┏━━

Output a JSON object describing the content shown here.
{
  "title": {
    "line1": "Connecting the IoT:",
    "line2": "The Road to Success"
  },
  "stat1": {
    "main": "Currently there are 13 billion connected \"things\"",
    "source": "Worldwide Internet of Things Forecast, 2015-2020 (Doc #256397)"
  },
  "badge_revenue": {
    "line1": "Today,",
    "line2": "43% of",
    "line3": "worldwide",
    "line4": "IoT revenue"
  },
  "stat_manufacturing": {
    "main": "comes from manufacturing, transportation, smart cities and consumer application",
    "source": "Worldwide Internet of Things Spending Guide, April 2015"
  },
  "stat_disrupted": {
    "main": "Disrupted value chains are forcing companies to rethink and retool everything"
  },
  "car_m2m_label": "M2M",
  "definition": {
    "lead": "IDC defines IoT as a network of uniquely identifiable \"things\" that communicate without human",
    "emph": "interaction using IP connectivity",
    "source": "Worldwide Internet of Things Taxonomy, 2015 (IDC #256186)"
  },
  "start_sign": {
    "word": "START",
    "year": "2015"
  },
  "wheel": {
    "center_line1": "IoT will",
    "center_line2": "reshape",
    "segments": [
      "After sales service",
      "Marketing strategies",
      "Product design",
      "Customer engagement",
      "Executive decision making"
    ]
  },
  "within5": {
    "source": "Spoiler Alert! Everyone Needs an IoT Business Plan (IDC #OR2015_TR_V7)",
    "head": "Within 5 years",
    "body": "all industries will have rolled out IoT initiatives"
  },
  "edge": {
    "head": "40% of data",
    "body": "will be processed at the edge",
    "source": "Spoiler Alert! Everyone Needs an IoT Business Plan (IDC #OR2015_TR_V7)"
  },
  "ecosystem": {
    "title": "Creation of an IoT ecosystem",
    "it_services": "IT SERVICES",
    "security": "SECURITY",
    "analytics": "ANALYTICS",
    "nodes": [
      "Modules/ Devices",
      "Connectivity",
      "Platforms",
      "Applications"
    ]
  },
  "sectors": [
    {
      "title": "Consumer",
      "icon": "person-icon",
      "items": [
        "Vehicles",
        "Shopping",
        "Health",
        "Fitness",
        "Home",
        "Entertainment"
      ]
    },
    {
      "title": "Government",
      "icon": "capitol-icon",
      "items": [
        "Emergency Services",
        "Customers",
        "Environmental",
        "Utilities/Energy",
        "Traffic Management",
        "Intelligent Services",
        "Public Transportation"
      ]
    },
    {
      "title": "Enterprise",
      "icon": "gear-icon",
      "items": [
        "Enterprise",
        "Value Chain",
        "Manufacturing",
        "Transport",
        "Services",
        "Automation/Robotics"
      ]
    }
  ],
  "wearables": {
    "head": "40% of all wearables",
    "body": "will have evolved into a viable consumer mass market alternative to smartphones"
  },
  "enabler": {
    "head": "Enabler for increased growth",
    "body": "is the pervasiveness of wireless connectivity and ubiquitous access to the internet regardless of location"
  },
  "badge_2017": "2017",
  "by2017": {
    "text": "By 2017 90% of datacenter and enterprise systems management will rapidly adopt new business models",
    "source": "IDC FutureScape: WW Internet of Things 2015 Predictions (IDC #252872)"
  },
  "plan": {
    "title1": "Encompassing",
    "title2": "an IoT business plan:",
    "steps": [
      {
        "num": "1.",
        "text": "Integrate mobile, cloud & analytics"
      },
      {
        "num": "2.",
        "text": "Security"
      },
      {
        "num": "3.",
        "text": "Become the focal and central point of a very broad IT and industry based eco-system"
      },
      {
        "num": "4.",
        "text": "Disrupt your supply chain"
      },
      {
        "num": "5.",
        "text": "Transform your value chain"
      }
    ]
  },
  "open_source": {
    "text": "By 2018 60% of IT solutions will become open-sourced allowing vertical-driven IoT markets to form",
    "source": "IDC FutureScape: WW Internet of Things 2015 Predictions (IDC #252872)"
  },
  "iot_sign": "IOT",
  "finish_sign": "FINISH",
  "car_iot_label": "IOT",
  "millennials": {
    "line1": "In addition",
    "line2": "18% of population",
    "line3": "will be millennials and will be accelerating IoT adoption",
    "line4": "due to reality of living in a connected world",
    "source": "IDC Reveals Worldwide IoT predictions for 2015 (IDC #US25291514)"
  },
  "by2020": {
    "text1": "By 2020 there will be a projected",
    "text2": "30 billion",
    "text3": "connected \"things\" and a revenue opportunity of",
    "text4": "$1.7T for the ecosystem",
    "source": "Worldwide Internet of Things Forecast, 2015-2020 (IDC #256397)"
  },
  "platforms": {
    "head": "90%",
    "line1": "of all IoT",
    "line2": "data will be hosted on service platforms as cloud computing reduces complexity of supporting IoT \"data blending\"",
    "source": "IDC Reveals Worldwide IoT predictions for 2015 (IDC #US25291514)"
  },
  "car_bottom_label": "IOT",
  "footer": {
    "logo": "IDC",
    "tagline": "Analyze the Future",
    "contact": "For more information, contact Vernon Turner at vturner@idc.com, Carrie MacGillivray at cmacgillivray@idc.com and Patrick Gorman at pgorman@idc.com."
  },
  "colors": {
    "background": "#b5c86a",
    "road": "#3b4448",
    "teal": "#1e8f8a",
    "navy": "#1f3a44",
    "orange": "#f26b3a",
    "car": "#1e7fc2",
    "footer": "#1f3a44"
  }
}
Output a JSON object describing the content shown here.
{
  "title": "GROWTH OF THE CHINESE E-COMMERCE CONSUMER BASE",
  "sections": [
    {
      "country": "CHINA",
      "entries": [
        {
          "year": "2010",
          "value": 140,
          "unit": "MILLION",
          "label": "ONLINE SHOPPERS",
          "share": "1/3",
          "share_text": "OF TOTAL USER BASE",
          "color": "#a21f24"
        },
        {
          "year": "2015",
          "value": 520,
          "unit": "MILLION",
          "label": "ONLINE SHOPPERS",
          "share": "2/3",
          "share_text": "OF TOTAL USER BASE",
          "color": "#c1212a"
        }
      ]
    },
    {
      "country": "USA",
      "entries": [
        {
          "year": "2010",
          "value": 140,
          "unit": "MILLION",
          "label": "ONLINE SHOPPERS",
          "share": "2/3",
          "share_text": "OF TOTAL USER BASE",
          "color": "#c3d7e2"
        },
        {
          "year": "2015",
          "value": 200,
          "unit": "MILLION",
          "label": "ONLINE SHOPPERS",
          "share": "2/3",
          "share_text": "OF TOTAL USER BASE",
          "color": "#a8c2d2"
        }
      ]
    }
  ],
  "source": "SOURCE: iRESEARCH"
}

┗━━

-- What to work on --
Repeat the material above in full, keeping every word.

-- Solved exercise --
Output a JSON object describing the content shown here.
{
  "title": {
    "line1": "Connecting the IoT:",
    "line2": "The Road to Success"
  },
  "stat1": {
    "main": "Currently there are 13 billion connected \"things\"",
    "source": "Worldwide Internet of Things Forecast, 2015-2020 (Doc #256397)"
  },
  "badge_revenue": {
    "line1": "Today,",
    "line2": "43% of",
    "line3": "worldwide",
    "line4": "IoT revenue"
  },
  "stat_manufacturing": {
    "main": "comes from manufacturing, transportation, smart cities and consumer application",
    "source": "Worldwide Internet of Things Spending Guide, April 2015"
  },
  "stat_disrupted": {
    "main": "Disrupted value chains are forcing companies to rethink and retool everything"
  },
  "car_m2m_label": "M2M",
  "definition": {
    "lead": "IDC defines IoT as a network of uniquely identifiable \"things\" that communicate without human",
    "emph": "interaction using IP connectivity",
    "source": "Worldwide Internet of Things Taxonomy, 2015 (IDC #256186)"
  },
  "start_sign": {
    "word": "START",
    "year": "2015"
  },
  "wheel": {
    "center_line1": "IoT will",
    "center_line2": "reshape",
    "segments": [
      "After sales service",
      "Marketing strategies",
      "Product design",
      "Customer engagement",
      "Executive decision making"
    ]
  },
  "within5": {
    "source": "Spoiler Alert! Everyone Needs an IoT Business Plan (IDC #OR2015_TR_V7)",
    "head": "Within 5 years",
    "body": "all industries will have rolled out IoT initiatives"
  },
  "edge": {
    "head": "40% of data",
    "body": "will be processed at the edge",
    "source": "Spoiler Alert! Everyone Needs an IoT Business Plan (IDC #OR2015_TR_V7)"
  },
  "ecosystem": {
    "title": "Creation of an IoT ecosystem",
    "it_services": "IT SERVICES",
    "security": "SECURITY",
    "analytics": "ANALYTICS",
    "nodes": [
      "Modules/ Devices",
      "Connectivity",
      "Platforms",
      "Applications"
    ]
  },
  "sectors": [
    {
      "title": "Consumer",
      "icon": "person-icon",
      "items": [
        "Vehicles",
        "Shopping",
        "Health",
        "Fitness",
        "Home",
        "Entertainment"
      ]
    },
    {
      "title": "Government",
      "icon": "capitol-icon",
      "items": [
        "Emergency Services",
        "Customers",
        "Environmental",
        "Utilities/Energy",
        "Traffic Management",
        "Intelligent Services",
        "Public Transportation"
      ]
    },
    {
      "title": "Enterprise",
      "icon": "gear-icon",
      "items": [
        "Enterprise",
        "Value Chain",
        "Manufacturing",
        "Transport",
        "Services",
        "Automation/Robotics"
      ]
    }
  ],
  "wearables": {
    "head": "40% of all wearables",
    "body": "will have evolved into a viable consumer mass market alternative to smartphones"
  },
  "enabler": {
    "head": "Enabler for increased growth",
    "body": "is the pervasiveness of wireless connectivity and ubiquitous access to the internet regardless of location"
  },
  "badge_2017": "2017",
  "by2017": {
    "text": "By 2017 90% of datacenter and enterprise systems management will rapidly adopt new business models",
    "source": "IDC FutureScape: WW Internet of Things 2015 Predictions (IDC #252872)"
  },
  "plan": {
    "title1": "Encompassing",
    "title2": "an IoT business plan:",
    "steps": [
      {
        "num": "1.",
        "text": "Integrate mobile, cloud & analytics"
      },
      {
        "num": "2.",
        "text": "Security"
      },
      {
        "num": "3.",
        "text": "Become the focal and central point of a very broad IT and industry based eco-system"
      },
      {
        "num": "4.",
        "text": "Disrupt your supply chain"
      },
      {
        "num": "5.",
        "text": "Transform your value chain"
      }
    ]
  },
  "open_source": {
    "text": "By 2018 60% of IT solutions will become open-sourced allowing vertical-driven IoT markets to form",
    "source": "IDC FutureScape: WW Internet of Things 2015 Predictions (IDC #252872)"
  },
  "iot_sign": "IOT",
  "finish_sign": "FINISH",
  "car_iot_label": "IOT",
  "millennials": {
    "line1": "In addition",
    "line2": "18% of population",
    "line3": "will be millennials and will be accelerating IoT adoption",
    "line4": "due to reality of living in a connected world",
    "source": "IDC Reveals Worldwide IoT predictions for 2015 (IDC #US25291514)"
  },
  "by2020": {
    "text1": "By 2020 there will be a projected",
    "text2": "30 billion",
    "text3": "connected \"things\" and a revenue opportunity of",
    "text4": "$1.7T for the ecosystem",
    "source": "Worldwide Internet of Things Forecast, 2015-2020 (IDC #256397)"
  },
  "platforms": {
    "head": "90%",
    "line1": "of all IoT",
    "line2": "data will be hosted on service platforms as cloud computing reduces complexity of supporting IoT \"data blending\"",
    "source": "IDC Reveals Worldwide IoT predictions for 2015 (IDC #US25291514)"
  },
  "car_bottom_label": "IOT",
  "footer": {
    "logo": "IDC",
    "tagline": "Analyze the Future",
    "contact": "For more information, contact Vernon Turner at vturner@idc.com, Carrie MacGillivray at cmacgillivray@idc.com and Patrick Gorman at pgorman@idc.com."
  },
  "colors": {
    "background": "#b5c86a",
    "road": "#3b4448",
    "teal": "#1e8f8a",
    "navy": "#1f3a44",
    "orange": "#f26b3a",
    "car": "#1e7fc2",
    "footer": "#1f3a44"
  }
}
Output a JSON object describing the content shown here.
{
  "title": "GROWTH OF THE CHINESE E-COMMERCE CONSUMER BASE",
  "sections": [
    {
      "country": "CHINA",
      "entries": [
        {
          "year": "2010",
          "value": 140,
          "unit": "MILLION",
          "label": "ONLINE SHOPPERS",
          "share": "1/3",
          "share_text": "OF TOTAL USER BASE",
          "color": "#a21f24"
        },
        {
          "year": "2015",
          "value": 520,
          "unit": "MILLION",
          "label": "ONLINE SHOPPERS",
          "share": "2/3",
          "share_text": "OF TOTAL USER BASE",
          "color": "#c1212a"
        }
      ]
    },
    {
      "country": "USA",
      "entries": [
        {
          "year": "2010",
          "value": 140,
          "unit": "MILLION",
          "label": "ONLINE SHOPPERS",
          "share": "2/3",
          "share_text": "OF TOTAL USER BASE",
          "color": "#c3d7e2"
        },
        {
          "year": "2015",
          "value": 200,
          "unit": "MILLION",
          "label": "ONLINE SHOPPERS",
          "share": "2/3",
          "share_text": "OF TOTAL USER BASE",
          "color": "#a8c2d2"
        }
      ]
    }
  ],
  "source": "SOURCE: iRESEARCH"
}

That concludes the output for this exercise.